* [Exercise directions]
Extract every line below, verbatim.
________________________________________
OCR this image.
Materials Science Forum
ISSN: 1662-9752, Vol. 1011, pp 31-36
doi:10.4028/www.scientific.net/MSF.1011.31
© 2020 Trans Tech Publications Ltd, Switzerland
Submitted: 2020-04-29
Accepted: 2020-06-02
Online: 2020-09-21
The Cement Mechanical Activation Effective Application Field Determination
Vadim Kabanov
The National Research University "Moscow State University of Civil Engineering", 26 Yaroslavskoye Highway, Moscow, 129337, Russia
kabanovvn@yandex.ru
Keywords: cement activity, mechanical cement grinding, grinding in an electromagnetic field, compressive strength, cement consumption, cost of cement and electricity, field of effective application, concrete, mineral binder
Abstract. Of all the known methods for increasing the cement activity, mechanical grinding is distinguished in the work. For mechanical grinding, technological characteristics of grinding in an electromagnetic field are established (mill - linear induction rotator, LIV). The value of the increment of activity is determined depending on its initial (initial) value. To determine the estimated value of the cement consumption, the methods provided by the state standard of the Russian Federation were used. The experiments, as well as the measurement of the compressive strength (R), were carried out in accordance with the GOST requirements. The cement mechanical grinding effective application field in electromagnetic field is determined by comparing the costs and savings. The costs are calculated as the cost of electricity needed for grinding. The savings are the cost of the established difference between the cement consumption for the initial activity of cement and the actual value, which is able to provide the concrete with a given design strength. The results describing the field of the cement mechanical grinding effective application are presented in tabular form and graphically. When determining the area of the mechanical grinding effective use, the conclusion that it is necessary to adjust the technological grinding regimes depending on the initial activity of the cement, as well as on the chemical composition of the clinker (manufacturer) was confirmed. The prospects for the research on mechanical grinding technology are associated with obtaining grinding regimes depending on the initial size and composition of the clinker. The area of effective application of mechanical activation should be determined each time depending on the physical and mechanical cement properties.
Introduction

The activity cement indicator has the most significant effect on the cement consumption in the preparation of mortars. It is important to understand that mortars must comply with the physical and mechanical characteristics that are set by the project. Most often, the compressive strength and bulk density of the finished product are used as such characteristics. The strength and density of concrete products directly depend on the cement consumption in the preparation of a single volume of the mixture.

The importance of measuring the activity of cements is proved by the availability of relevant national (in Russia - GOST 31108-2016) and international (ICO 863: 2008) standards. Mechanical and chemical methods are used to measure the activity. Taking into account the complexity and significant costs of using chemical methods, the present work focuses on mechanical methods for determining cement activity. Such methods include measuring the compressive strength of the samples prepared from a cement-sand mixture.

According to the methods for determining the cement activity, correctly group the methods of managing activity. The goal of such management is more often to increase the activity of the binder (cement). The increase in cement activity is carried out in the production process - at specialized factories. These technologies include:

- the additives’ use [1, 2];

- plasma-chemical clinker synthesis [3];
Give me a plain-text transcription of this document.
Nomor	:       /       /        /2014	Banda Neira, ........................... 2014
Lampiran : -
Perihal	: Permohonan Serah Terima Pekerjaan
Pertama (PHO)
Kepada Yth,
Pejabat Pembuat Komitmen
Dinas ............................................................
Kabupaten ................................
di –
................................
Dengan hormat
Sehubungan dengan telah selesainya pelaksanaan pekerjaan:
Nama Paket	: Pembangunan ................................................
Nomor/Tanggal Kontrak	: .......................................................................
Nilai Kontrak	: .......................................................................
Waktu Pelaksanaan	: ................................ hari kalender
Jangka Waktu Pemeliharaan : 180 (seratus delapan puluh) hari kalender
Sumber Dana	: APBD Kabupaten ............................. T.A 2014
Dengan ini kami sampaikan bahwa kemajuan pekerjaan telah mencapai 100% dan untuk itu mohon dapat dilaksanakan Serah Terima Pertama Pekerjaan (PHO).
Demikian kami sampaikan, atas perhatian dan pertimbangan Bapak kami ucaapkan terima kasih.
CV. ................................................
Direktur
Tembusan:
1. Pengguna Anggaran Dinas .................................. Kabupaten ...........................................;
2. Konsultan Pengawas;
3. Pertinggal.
________________________________________
* [The response]
OCR this image.
Materials Science Forum
ISSN: 1662-9752, Vol. 1011, pp 31-36
doi:10.4028/www.scientific.net/MSF.1011.31
© 2020 Trans Tech Publications Ltd, Switzerland
Submitted: 2020-04-29
Accepted: 2020-06-02
Online: 2020-09-21
The Cement Mechanical Activation Effective Application Field Determination
Vadim Kabanov
The National Research University "Moscow State University of Civil Engineering", 26 Yaroslavskoye Highway, Moscow, 129337, Russia
kabanovvn@yandex.ru
Keywords: cement activity, mechanical cement grinding, grinding in an electromagnetic field, compressive strength, cement consumption, cost of cement and electricity, field of effective application, concrete, mineral binder
Abstract. Of all the known methods for increasing the cement activity, mechanical grinding is distinguished in the work. For mechanical grinding, technological characteristics of grinding in an electromagnetic field are established (mill - linear induction rotator, LIV). The value of the increment of activity is determined depending on its initial (initial) value. To determine the estimated value of the cement consumption, the methods provided by the state standard of the Russian Federation were used. The experiments, as well as the measurement of the compressive strength (R), were carried out in accordance with the GOST requirements. The cement mechanical grinding effective application field in electromagnetic field is determined by comparing the costs and savings. The costs are calculated as the cost of electricity needed for grinding. The savings are the cost of the established difference between the cement consumption for the initial activity of cement and the actual value, which is able to provide the concrete with a given design strength. The results describing the field of the cement mechanical grinding effective application are presented in tabular form and graphically. When determining the area of the mechanical grinding effective use, the conclusion that it is necessary to adjust the technological grinding regimes depending on the initial activity of the cement, as well as on the chemical composition of the clinker (manufacturer) was confirmed. The prospects for the research on mechanical grinding technology are associated with obtaining grinding regimes depending on the initial size and composition of the clinker. The area of effective application of mechanical activation should be determined each time depending on the physical and mechanical cement properties.
Introduction

The activity cement indicator has the most significant effect on the cement consumption in the preparation of mortars. It is important to understand that mortars must comply with the physical and mechanical characteristics that are set by the project. Most often, the compressive strength and bulk density of the finished product are used as such characteristics. The strength and density of concrete products directly depend on the cement consumption in the preparation of a single volume of the mixture.

The importance of measuring the activity of cements is proved by the availability of relevant national (in Russia - GOST 31108-2016) and international (ICO 863: 2008) standards. Mechanical and chemical methods are used to measure the activity. Taking into account the complexity and significant costs of using chemical methods, the present work focuses on mechanical methods for determining cement activity. Such methods include measuring the compressive strength of the samples prepared from a cement-sand mixture.

According to the methods for determining the cement activity, correctly group the methods of managing activity. The goal of such management is more often to increase the activity of the binder (cement). The increase in cement activity is carried out in the production process - at specialized factories. These technologies include:

- the additives’ use [1, 2];

- plasma-chemical clinker synthesis [3];
Give me a plain-text transcription of this document.
Nomor	:       /       /        /2014	Banda Neira, ........................... 2014
Lampiran : -
Perihal	: Permohonan Serah Terima Pekerjaan
Pertama (PHO)
Kepada Yth,
Pejabat Pembuat Komitmen
Dinas ............................................................
Kabupaten ................................
di –
................................
Dengan hormat
Sehubungan dengan telah selesainya pelaksanaan pekerjaan:
Nama Paket	: Pembangunan ................................................
Nomor/Tanggal Kontrak	: .......................................................................
Nilai Kontrak	: .......................................................................
Waktu Pelaksanaan	: ................................ hari kalender
Jangka Waktu Pemeliharaan : 180 (seratus delapan puluh) hari kalender
Sumber Dana	: APBD Kabupaten ............................. T.A 2014
Dengan ini kami sampaikan bahwa kemajuan pekerjaan telah mencapai 100% dan untuk itu mohon dapat dilaksanakan Serah Terima Pertama Pekerjaan (PHO).
Demikian kami sampaikan, atas perhatian dan pertimbangan Bapak kami ucaapkan terima kasih.
CV. ................................................
Direktur
Tembusan:
1. Pengguna Anggaran Dinas .................................. Kabupaten ...........................................;
2. Konsultan Pengawas;
3. Pertinggal.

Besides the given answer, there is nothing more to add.